## WHAT THE EXERCISE ASKS
Write the material out again, line by line, exactly as it is.

## PROVIDED RECORDS
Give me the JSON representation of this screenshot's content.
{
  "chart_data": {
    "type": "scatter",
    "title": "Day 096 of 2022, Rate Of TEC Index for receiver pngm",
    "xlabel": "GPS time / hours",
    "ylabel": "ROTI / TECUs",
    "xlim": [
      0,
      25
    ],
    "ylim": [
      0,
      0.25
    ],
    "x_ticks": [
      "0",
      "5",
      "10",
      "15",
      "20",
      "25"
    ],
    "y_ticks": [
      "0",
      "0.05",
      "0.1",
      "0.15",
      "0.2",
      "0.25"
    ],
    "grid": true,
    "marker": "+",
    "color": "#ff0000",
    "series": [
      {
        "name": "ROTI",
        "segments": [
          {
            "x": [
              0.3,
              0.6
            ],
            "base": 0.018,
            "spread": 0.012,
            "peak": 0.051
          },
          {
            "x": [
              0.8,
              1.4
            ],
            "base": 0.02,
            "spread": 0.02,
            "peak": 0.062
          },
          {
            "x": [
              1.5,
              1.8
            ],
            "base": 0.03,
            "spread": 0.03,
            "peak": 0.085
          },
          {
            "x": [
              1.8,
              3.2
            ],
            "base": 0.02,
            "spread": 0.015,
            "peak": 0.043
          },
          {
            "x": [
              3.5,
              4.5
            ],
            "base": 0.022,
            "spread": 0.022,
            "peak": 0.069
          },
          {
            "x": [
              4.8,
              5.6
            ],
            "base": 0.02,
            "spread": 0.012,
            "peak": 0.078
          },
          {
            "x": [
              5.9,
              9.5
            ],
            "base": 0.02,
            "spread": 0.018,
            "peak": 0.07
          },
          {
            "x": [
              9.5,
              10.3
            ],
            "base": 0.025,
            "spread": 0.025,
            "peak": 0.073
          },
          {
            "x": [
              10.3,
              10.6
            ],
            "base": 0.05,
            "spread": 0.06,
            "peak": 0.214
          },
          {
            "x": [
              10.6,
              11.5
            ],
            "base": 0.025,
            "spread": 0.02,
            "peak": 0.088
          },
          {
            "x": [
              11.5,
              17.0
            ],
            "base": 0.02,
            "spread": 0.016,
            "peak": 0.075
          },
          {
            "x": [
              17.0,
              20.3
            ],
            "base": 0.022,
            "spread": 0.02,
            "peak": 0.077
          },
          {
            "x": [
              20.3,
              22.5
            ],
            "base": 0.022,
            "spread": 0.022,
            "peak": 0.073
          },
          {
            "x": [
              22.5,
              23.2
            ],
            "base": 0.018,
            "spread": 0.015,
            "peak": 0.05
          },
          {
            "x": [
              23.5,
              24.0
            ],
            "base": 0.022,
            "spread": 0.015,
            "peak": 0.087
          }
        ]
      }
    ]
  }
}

## SOLUTION BELOW
Give me the JSON representation of this screenshot's content.
{
  "chart_data": {
    "type": "scatter",
    "title": "Day 096 of 2022, Rate Of TEC Index for receiver pngm",
    "xlabel": "GPS time / hours",
    "ylabel": "ROTI / TECUs",
    "xlim": [
      0,
      25
    ],
    "ylim": [
      0,
      0.25
    ],
    "x_ticks": [
      "0",
      "5",
      "10",
      "15",
      "20",
      "25"
    ],
    "y_ticks": [
      "0",
      "0.05",
      "0.1",
      "0.15",
      "0.2",
      "0.25"
    ],
    "grid": true,
    "marker": "+",
    "color": "#ff0000",
    "series": [
      {
        "name": "ROTI",
        "segments": [
          {
            "x": [
              0.3,
              0.6
            ],
            "base": 0.018,
            "spread": 0.012,
            "peak": 0.051
          },
          {
            "x": [
              0.8,
              1.4
            ],
            "base": 0.02,
            "spread": 0.02,
            "peak": 0.062
          },
          {
            "x": [
              1.5,
              1.8
            ],
            "base": 0.03,
            "spread": 0.03,
            "peak": 0.085
          },
          {
            "x": [
              1.8,
              3.2
            ],
            "base": 0.02,
            "spread": 0.015,
            "peak": 0.043
          },
          {
            "x": [
              3.5,
              4.5
            ],
            "base": 0.022,
            "spread": 0.022,
            "peak": 0.069
          },
          {
            "x": [
              4.8,
              5.6
            ],
            "base": 0.02,
            "spread": 0.012,
            "peak": 0.078
          },
          {
            "x": [
              5.9,
              9.5
            ],
            "base": 0.02,
            "spread": 0.018,
            "peak": 0.07
          },
          {
            "x": [
              9.5,
              10.3
            ],
            "base": 0.025,
            "spread": 0.025,
            "peak": 0.073
          },
          {
            "x": [
              10.3,
              10.6
            ],
            "base": 0.05,
            "spread": 0.06,
            "peak": 0.214
          },
          {
            "x": [
              10.6,
              11.5
            ],
            "base": 0.025,
            "spread": 0.02,
            "peak": 0.088
          },
          {
            "x": [
              11.5,
              17.0
            ],
            "base": 0.02,
            "spread": 0.016,
            "peak": 0.075
          },
          {
            "x": [
              17.0,
              20.3
            ],
            "base": 0.022,
            "spread": 0.02,
            "peak": 0.077
          },
          {
            "x": [
              20.3,
              22.5
            ],
            "base": 0.022,
            "spread": 0.022,
            "peak": 0.073
          },
          {
            "x": [
              22.5,
              23.2
            ],
            "base": 0.018,
            "spread": 0.015,
            "peak": 0.05
          },
          {
            "x": [
              23.5,
              24.0
            ],
            "base": 0.022,
            "spread": 0.015,
            "peak": 0.087
          }
        ]
      }
    ]
  }
}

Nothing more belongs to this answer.